§ Data entries:
[Start]
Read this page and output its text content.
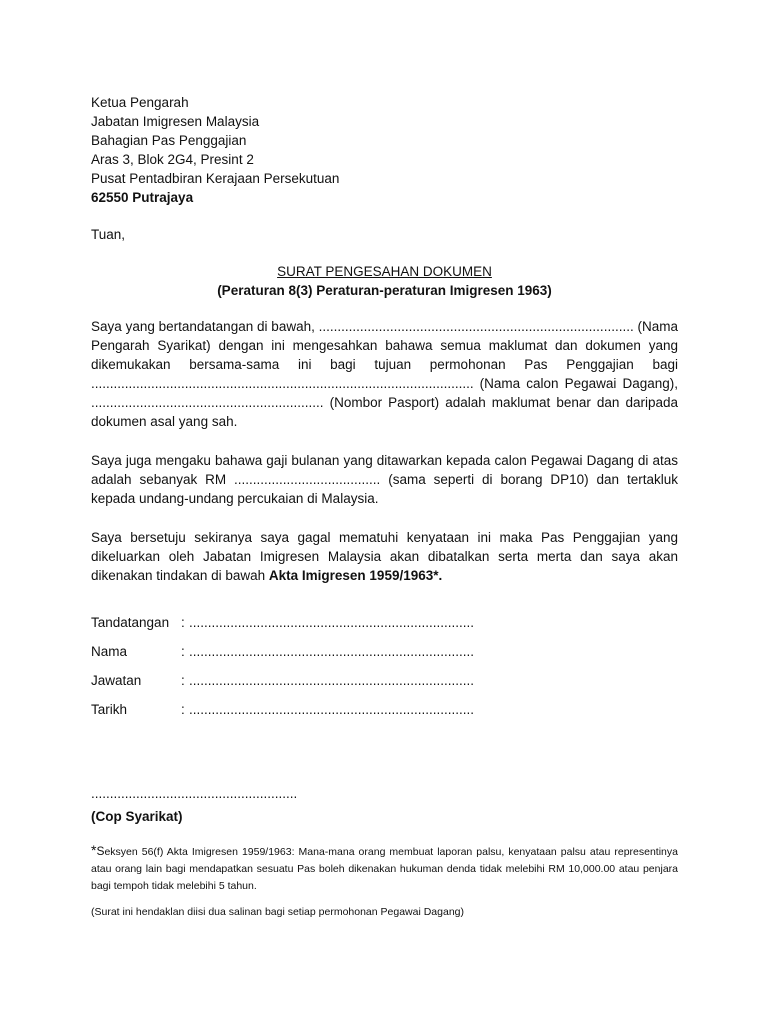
Ketua Pengarah
Jabatan Imigresen Malaysia
Bahagian Pas Penggajian
Aras 3, Blok 2G4, Presint 2
Pusat Pentadbiran Kerajaan Persekutuan
62550 Putrajaya
Tuan,
SURAT PENGESAHAN DOKUMEN
(Peraturan 8(3) Peraturan-peraturan Imigresen 1963)

Saya yang bertandatangan di bawah, .................................................................................... (Nama Pengarah Syarikat) dengan ini mengesahkan bahawa semua maklumat dan dokumen yang dikemukakan bersama-sama ini bagi tujuan permohonan Pas Penggajian bagi ...................................................................................................... (Nama calon Pegawai Dagang), .............................................................. (Nombor Pasport) adalah maklumat benar dan daripada dokumen asal yang sah.

Saya juga mengaku bahawa gaji bulanan yang ditawarkan kepada calon Pegawai Dagang di atas adalah sebanyak RM ....................................... (sama seperti di borang DP10) dan tertakluk kepada undang-undang percukaian di Malaysia.

Saya bersetuju sekiranya saya gagal mematuhi kenyataan ini maka Pas Penggajian yang dikeluarkan oleh Jabatan Imigresen Malaysia akan dibatalkan serta merta dan saya akan dikenakan tindakan di bawah Akta Imigresen 1959/1963*.

Tandatangan : ............................................................................
Nama	: ............................................................................
Jawatan	: ............................................................................
Tarikh	: ............................................................................
.......................................................
(Cop Syarikat)
*Seksyen 56(f) Akta Imigresen 1959/1963: Mana-mana orang membuat laporan palsu, kenyataan palsu atau representinya atau orang lain bagi mendapatkan sesuatu Pas boleh dikenakan hukuman denda tidak melebihi RM 10,000.00 atau penjara bagi tempoh tidak melebihi 5 tahun.
(Surat ini hendaklan diisi dua salinan bagi setiap permohonan Pegawai Dagang)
[End]
§ EXERCISE: Identify all lines in the records above with the word "yang".

§ COMPLETE RESPONSE:
Saya yang bertandatangan di bawah, .................................................................................... (Nama Pengarah Syarikat) dengan ini mengesahkan bahawa semua maklumat dan dokumen yang dikemukakan bersama-sama ini bagi tujuan permohonan Pas Penggajian bagi ...................................................................................................... (Nama calon Pegawai Dagang), .............................................................. (Nombor Pasport) adalah maklumat benar dan daripada dokumen asal yang sah.
Saya juga mengaku bahawa gaji bulanan yang ditawarkan kepada calon Pegawai Dagang di atas adalah sebanyak RM ....................................... (sama seperti di borang DP10) dan tertakluk kepada undang-undang percukaian di Malaysia.
Saya bersetuju sekiranya saya gagal mematuhi kenyataan ini maka Pas Penggajian yang dikeluarkan oleh Jabatan Imigresen Malaysia akan dibatalkan serta merta dan saya akan dikenakan tindakan di bawah Akta Imigresen 1959/1963*.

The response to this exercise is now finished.